▸ **Условия задания**
- a) Воспроизведите полностью текст о поэзии Вячеслава Иванова без каких-либо изменений.
- b) Оформите в виде таблицы Markdown со столбцами «Номер» и «Строка» только те строки записей, которые идут начиная со строки с "grid-line — [1209, 196, 1210, 462]" и далее вплоть до строки с "feature-bar-file-organization[interactable]: File Organizatio..." включительно. Пустые строки в таблицу не включайте.

▸ **Исходный текст**
☆ ☆ ☆ ☆ ☆ ☆ ☆

Поговорим о поэзии Вячеслава Ивановича Иванова. Поэзия Вячеслава Иванова не только трудная, но местами и крайне трудная. Мы немного коснемся его излюбленных тем. Вячеслав Иванович Иванов родился в 1866 году и прожил довольно долгую жизнь: умер он в 1949 году. Не наше дело разбирать многочисленные перипетии его жизни, наше дело — поэзия, как ее отразил Вячеслав Иванов. Из поэтов Серебряного века это очень трудный, возможно, самый трудный поэт. Любопытно при этом, что он совершенно не был авангардистом. Форма и техника стиха у него совершенно традиционные, иногда даже напоминают русскую поэзию XVIII века. Но этим не надо обманываться, поскольку Иванов очень любит необычные редкие слова и тематику его поэзии можно назвать античной и христианской. Но прежде всего его личность, его собственное "я" отражается в поэзии столь ярко, что этот поэт навсегда останется в русской литературе как выдающийся лирик, техник и философ стиха.
Действительно поэзия эта требует не то чтобы даже образования, не то чтобы даже знания поэзии, но некоторого размышления. Представим себе: у него есть поэма "Младенчество". Это в каком-то смысле автобиографическая вещь. Там Иванов рассказывает о своих родителях и о том, как он был ребенком и как детскими глазами он воспринимал мать и отца и события своей жизни еще давным-давно, в начале 70-х годов XIX века. Написана эта поэма в очень хорошем четырехстопном ямбе. Начинается она примерно так: "Вот жизни длинная минея, / Воспоминаний палимпсест". Нам требуется знать, что такое минея. Люди православные, очевидно, это знают. Что значит "палимпсест", надобно искать в области искусствоведения. Допустим, мы нашли это. Тогда понятно будет, почему "воспоминаний палимпсест". Такого рода трудности требуют информативности. Это поэзия для поэтов, филологов, философов, мифологов.

☆ ☆ ☆ ☆ ☆ ☆ ☆

▸ **Предоставленные записи**
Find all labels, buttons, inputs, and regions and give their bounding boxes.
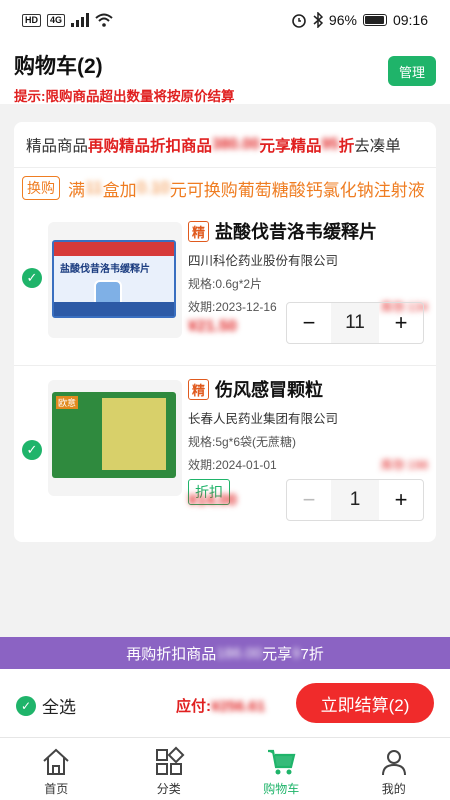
- alarm-icon: [292, 14, 306, 28]
- manufacturer: 长春人民药业集团有限公司: [188, 412, 339, 426]
- bluetooth-icon: [313, 12, 323, 28]
- clock: 09:16: [392, 12, 428, 28]
- item-checkbox[interactable]: ✓: [22, 268, 42, 288]
- cart-item: ✓ 盐酸伐昔洛韦缓释片 精 盐酸伐昔洛韦缓释片 四川科伦药业股份有限公司 规格:…: [14, 210, 436, 360]
- cart-icon: [268, 749, 296, 775]
- spec: 规格:5g*6袋(无蔗糖): [188, 435, 297, 449]
- quantity-value[interactable]: 1: [331, 480, 379, 520]
- medicine-box-green: 欧意: [52, 392, 176, 478]
- manufacturer: 四川科伦药业股份有限公司: [188, 254, 339, 268]
- product-name[interactable]: 精 盐酸伐昔洛韦缓释片: [188, 218, 428, 244]
- quantity-stepper: − 1 +: [286, 479, 424, 521]
- premium-badge: 精: [188, 378, 209, 400]
- manage-button[interactable]: 管理: [388, 56, 436, 86]
- item-checkbox[interactable]: ✓: [22, 440, 42, 460]
- stock: 库存:198: [380, 458, 428, 472]
- page-title: 购物车(2): [14, 55, 103, 78]
- quantity-value[interactable]: 11: [331, 303, 379, 343]
- home-icon: [43, 748, 69, 775]
- user-icon: [381, 750, 406, 776]
- check-icon: ✓: [16, 695, 36, 716]
- hd-icon: HD: [22, 13, 41, 27]
- tab-category[interactable]: 分类: [113, 738, 226, 800]
- decrease-button[interactable]: −: [287, 303, 331, 343]
- premium-badge: 精: [188, 220, 209, 242]
- header: 购物车(2) 提示:限购商品超出数量将按原价结算 管理: [0, 40, 450, 104]
- product-image[interactable]: 盐酸伐昔洛韦缓释片: [48, 222, 182, 338]
- decrease-button[interactable]: −: [287, 480, 331, 520]
- battery-icon: [362, 14, 387, 26]
- product-image[interactable]: 欧意: [48, 380, 182, 496]
- expiry: 效期:2024-01-01: [188, 458, 277, 472]
- swap-badge: 换购: [22, 176, 60, 200]
- swap-promo-row[interactable]: 换购 满 11 盒加 0.10 元可换购葡萄糖酸钙氯化钠注射液: [14, 168, 436, 208]
- promo-banner[interactable]: 精品商品 再购精品折扣商品 380.00 元享精品 95 折 去凑单: [14, 122, 436, 168]
- limit-tip: 提示:限购商品超出数量将按原价结算: [14, 89, 235, 104]
- total-amount: 应付:¥256.61: [176, 698, 266, 715]
- network-4g-icon: 4G: [47, 13, 66, 27]
- discount-progress-bar: 再购折扣商品 186.00 元享 9 7折: [0, 637, 450, 669]
- quantity-stepper: − 11 +: [286, 302, 424, 344]
- price: ¥14.00: [188, 492, 237, 509]
- medicine-box-blue: 盐酸伐昔洛韦缓释片: [52, 240, 176, 318]
- tab-mine[interactable]: 我的: [338, 738, 450, 800]
- wifi-icon: [95, 13, 113, 27]
- spec: 规格:0.6g*2片: [188, 277, 263, 291]
- checkout-bar: ✓ 全选 应付:¥256.61 立即结算(2): [0, 669, 450, 737]
- cart-card: 精品商品 再购精品折扣商品 380.00 元享精品 95 折 去凑单 换购 满 …: [14, 122, 436, 542]
- increase-button[interactable]: +: [379, 480, 423, 520]
- status-bar: HD 4G 96% 09:16: [0, 0, 450, 40]
- product-name[interactable]: 精 伤风感冒颗粒: [188, 376, 428, 402]
- signal-icon: [71, 13, 90, 27]
- cart-item: ✓ 欧意 精 伤风感冒颗粒 长春人民药业集团有限公司 规格:5g*6袋(无蔗糖)…: [14, 365, 436, 535]
- increase-button[interactable]: +: [379, 303, 423, 343]
- checkout-button[interactable]: 立即结算(2): [296, 683, 434, 723]
- tab-bar: 首页 分类 购物车 我的: [0, 737, 450, 800]
- tab-cart[interactable]: 购物车: [225, 738, 338, 800]
- expiry: 效期:2023-12-16: [188, 300, 277, 314]
- battery-percent: 96%: [328, 12, 357, 28]
- price: ¥21.50: [188, 318, 237, 335]
- tab-home[interactable]: 首页: [0, 738, 113, 800]
- category-icon: [155, 746, 185, 775]
- select-all-toggle[interactable]: ✓ 全选: [16, 693, 76, 718]
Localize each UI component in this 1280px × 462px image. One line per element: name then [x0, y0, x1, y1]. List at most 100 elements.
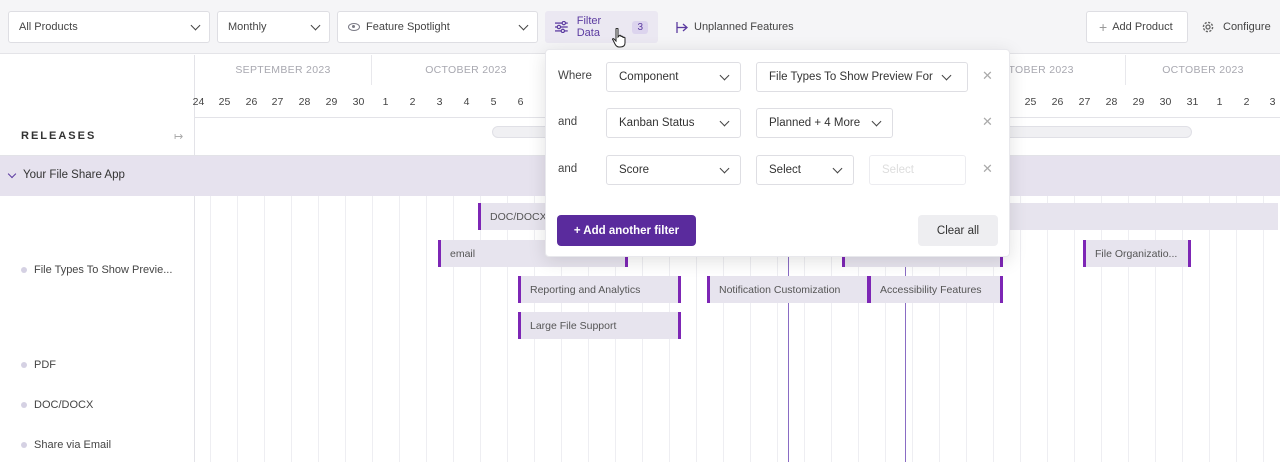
grid-line — [1209, 196, 1210, 462]
filter-field-value: Kanban Status — [619, 117, 695, 129]
day-label: 29 — [1132, 95, 1145, 108]
grid-line — [453, 196, 454, 462]
grid-line — [480, 196, 481, 462]
feature-row-label[interactable]: PDF — [21, 359, 56, 371]
filter-value-text: Planned + 4 More — [769, 117, 861, 129]
hand-cursor-icon — [612, 28, 626, 48]
grid-line — [210, 196, 211, 462]
bar-label: email — [450, 247, 476, 260]
day-label: 24 — [192, 95, 205, 108]
day-label: 31 — [1186, 95, 1199, 108]
feature-dot — [21, 402, 27, 408]
day-label: 2 — [1243, 95, 1250, 108]
filter-value-placeholder: Select — [882, 164, 914, 176]
month-label: OCTOBER 2023 — [1125, 55, 1280, 85]
feature-name: File Types To Show Previe... — [34, 264, 173, 276]
feature-row-label[interactable]: DOC/DOCX — [21, 399, 93, 411]
collapse-panel-icon[interactable]: ↦ — [174, 130, 186, 143]
day-label: 25 — [1024, 95, 1037, 108]
chevron-down-icon — [719, 70, 730, 80]
chevron-down-icon — [719, 116, 730, 126]
filter-operator-value: Select — [769, 164, 801, 176]
feature-bar-file-organization[interactable]: File Organizatio... — [1083, 240, 1191, 267]
filter-data-button[interactable]: Filter Data 3 — [545, 11, 658, 43]
remove-filter-icon[interactable]: ✕ — [982, 114, 993, 130]
add-product-button[interactable]: + Add Product — [1086, 11, 1188, 43]
add-product-label: Add Product — [1112, 21, 1173, 33]
toolbar: All Products Monthly Feature Spotlight F… — [0, 0, 1280, 54]
chevron-down-icon — [719, 163, 730, 173]
filter-count-badge: 3 — [632, 20, 648, 34]
product-select-value: All Products — [19, 21, 78, 33]
period-select-value: Monthly — [228, 21, 267, 33]
filter-field-select[interactable]: Kanban Status — [606, 108, 741, 138]
filter-value-select[interactable]: Planned + 4 More — [756, 108, 893, 138]
feature-bar-reporting[interactable]: Reporting and Analytics — [518, 276, 681, 303]
day-label: 25 — [218, 95, 231, 108]
grid-line — [1182, 196, 1183, 462]
chevron-down-icon — [310, 20, 321, 30]
arrow-to-line-icon — [676, 21, 688, 33]
day-label: 1 — [1216, 95, 1223, 108]
feature-bar-large-file[interactable]: Large File Support — [518, 312, 681, 339]
chevron-down-icon[interactable] — [7, 169, 17, 179]
grid-line — [237, 196, 238, 462]
feature-row-label[interactable]: Share via Email — [21, 439, 111, 451]
month-label: SEPTEMBER 2023 — [235, 64, 331, 76]
day-label: 1 — [382, 95, 389, 108]
day-label: 30 — [352, 95, 365, 108]
filter-field-select[interactable]: Component — [606, 62, 741, 92]
chevron-down-icon — [832, 163, 843, 173]
day-label: 26 — [1051, 95, 1064, 108]
app-name: Your File Share App — [23, 169, 125, 181]
chevron-down-icon — [518, 20, 529, 30]
filter-field-value: Component — [619, 71, 679, 83]
day-label: 28 — [1105, 95, 1118, 108]
filter-sliders-icon — [555, 21, 568, 33]
filter-conjunction: and — [558, 116, 578, 128]
day-label: 27 — [1078, 95, 1091, 108]
remove-filter-icon[interactable]: ✕ — [982, 161, 993, 177]
grid-line — [507, 196, 508, 462]
grid-line — [264, 196, 265, 462]
feature-dot — [21, 442, 27, 448]
feature-row-label[interactable]: File Types To Show Previe... — [21, 264, 172, 276]
feature-bar-accessibility[interactable]: Accessibility Features — [868, 276, 1003, 303]
filter-conjunction: Where — [558, 70, 592, 82]
filter-field-select[interactable]: Score — [606, 155, 741, 185]
view-select[interactable]: Feature Spotlight — [337, 11, 538, 43]
filter-value-input[interactable]: Select — [869, 155, 966, 185]
grid-line — [399, 196, 400, 462]
releases-heading: RELEASES — [21, 130, 97, 142]
add-another-filter-button[interactable]: + Add another filter — [557, 215, 696, 246]
day-label: 28 — [298, 95, 311, 108]
day-label: 3 — [1269, 95, 1276, 108]
period-select[interactable]: Monthly — [217, 11, 330, 43]
bar-label: File Organizatio... — [1095, 247, 1178, 260]
grid-line — [1074, 196, 1075, 462]
bar-label: DOC/DOCX — [490, 210, 547, 223]
filter-row: Where Component File Types To Show Previ… — [546, 62, 1011, 92]
bar-label: Reporting and Analytics — [530, 283, 641, 296]
filter-popup: Where Component File Types To Show Previ… — [545, 49, 1010, 257]
day-label: 2 — [409, 95, 416, 108]
day-label: 5 — [490, 95, 497, 108]
filter-row: and Score Select Select ✕ — [546, 155, 1011, 185]
remove-filter-icon[interactable]: ✕ — [982, 68, 993, 84]
unplanned-features-button[interactable]: Unplanned Features — [676, 11, 794, 43]
gear-icon — [1202, 21, 1214, 33]
grid-line — [1263, 196, 1264, 462]
month-label: OCTOBER 2023 — [371, 55, 560, 85]
chevron-down-icon — [871, 116, 882, 126]
feature-bar-notification[interactable]: Notification Customization — [707, 276, 870, 303]
grid-line — [345, 196, 346, 462]
day-label: 30 — [1159, 95, 1172, 108]
grid-line — [1128, 196, 1129, 462]
filter-value-select[interactable]: File Types To Show Preview For — [756, 62, 968, 92]
unplanned-features-label: Unplanned Features — [694, 21, 794, 33]
chevron-down-icon — [941, 70, 952, 80]
product-select[interactable]: All Products — [8, 11, 210, 43]
filter-operator-select[interactable]: Select — [756, 155, 854, 185]
configure-button[interactable]: Configure — [1201, 11, 1271, 43]
clear-all-button[interactable]: Clear all — [918, 215, 998, 246]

☆ ☆ ☆ ☆ ☆ ☆ ☆

▸ **Ответы по заданиям**
- a)
Поговорим о поэзии Вячеслава Ивановича Иванова. Поэзия Вячеслава Иванова не только трудная, но местами и крайне трудная. Мы немного коснемся его излюбленных тем. Вячеслав Иванович Иванов родился в 1866 году и прожил довольно долгую жизнь: умер он в 1949 году. Не наше дело разбирать многочисленные перипетии его жизни, наше дело — поэзия, как ее отразил Вячеслав Иванов. Из поэтов Серебряного века это очень трудный, возможно, самый трудный поэт. Любопытно при этом, что он совершенно не был авангардистом. Форма и техника стиха у него совершенно традиционные, иногда даже напоминают русскую поэзию XVIII века. Но этим не надо обманываться, поскольку Иванов очень любит необычные редкие слова и тематику его поэзии можно назвать античной и христианской. Но прежде всего его личность, его собственное "я" отражается в поэзии столь ярко, что этот поэт навсегда останется в русской литературе как выдающийся лирик, техник и философ стиха.
Действительно поэзия эта требует не то чтобы даже образования, не то чтобы даже знания поэзии, но некоторого размышления. Представим себе: у него есть поэма "Младенчество". Это в каком-то смысле автобиографическая вещь. Там Иванов рассказывает о своих родителях и о том, как он был ребенком и как детскими глазами он воспринимал мать и отца и события своей жизни еще давным-давно, в начале 70-х годов XIX века. Написана эта поэма в очень хорошем четырехстопном ямбе. Начинается она примерно так: "Вот жизни длинная минея, / Воспоминаний палимпсест". Нам требуется знать, что такое минея. Люди православные, очевидно, это знают. Что значит "палимпсест", надобно искать в области искусствоведения. Допустим, мы нашли это. Тогда понятно будет, почему "воспоминаний палимпсест". Такого рода трудности требуют информативности. Это поэзия для поэтов, филологов, философов, мифологов.

- b)
| Номер | Строка |
|---|---|
| 1 | grid-line — [1209, 196, 1210, 462] |
| 2 | filter-field-value: Kanban Status — [619, 117, 695, 129] |
| 3 | day-label: 29 — [1132, 95, 1145, 108] |
| 4 | grid-line — [453, 196, 454, 462] |
| 5 | grid-line — [480, 196, 481, 462] |
| 6 | feature-row-label[interactable]: PDF — [21, 359, 56, 371] |
| 7 | filter-value-text: Planned + 4 More — [769, 117, 861, 129] |
| 8 | hand-cursor-icon — [612, 28, 626, 48] |
| 9 | grid-line — [210, 196, 211, 462] |
| 10 | bar-label: email — [450, 247, 476, 260] |
| 11 | day-label: 24 — [192, 95, 205, 108] |
| 12 | day-label: 31 — [1186, 95, 1199, 108] |
| 13 | feature-dot — [21, 402, 27, 408] |
| 14 | day-label: 2 — [1243, 95, 1250, 108] |
| 15 | filter-value-placeholder: Select — [882, 164, 914, 176] |
| 16 | month-label: OCTOBER 2023 — [1125, 55, 1280, 85] |
| 17 | feature-name: File Types To Show Previe... — [34, 264, 173, 276] |
| 18 | feature-row-label[interactable]: DOC/DOCX — [21, 399, 93, 411] |
| 19 | collapse-panel-icon[interactable]: ↦ — [174, 130, 186, 143] |
| 20 | day-label: 25 — [1024, 95, 1037, 108] |
| 21 | chevron-down-icon — [719, 70, 730, 80] |
| 22 | chevron-down-icon — [719, 116, 730, 126] |
| 23 | filter-operator-value: Select — [769, 164, 801, 176] |
| 24 | feature-bar-file-organization[interactable]: File Organizatio... — [1083, 240, 1191, 267] |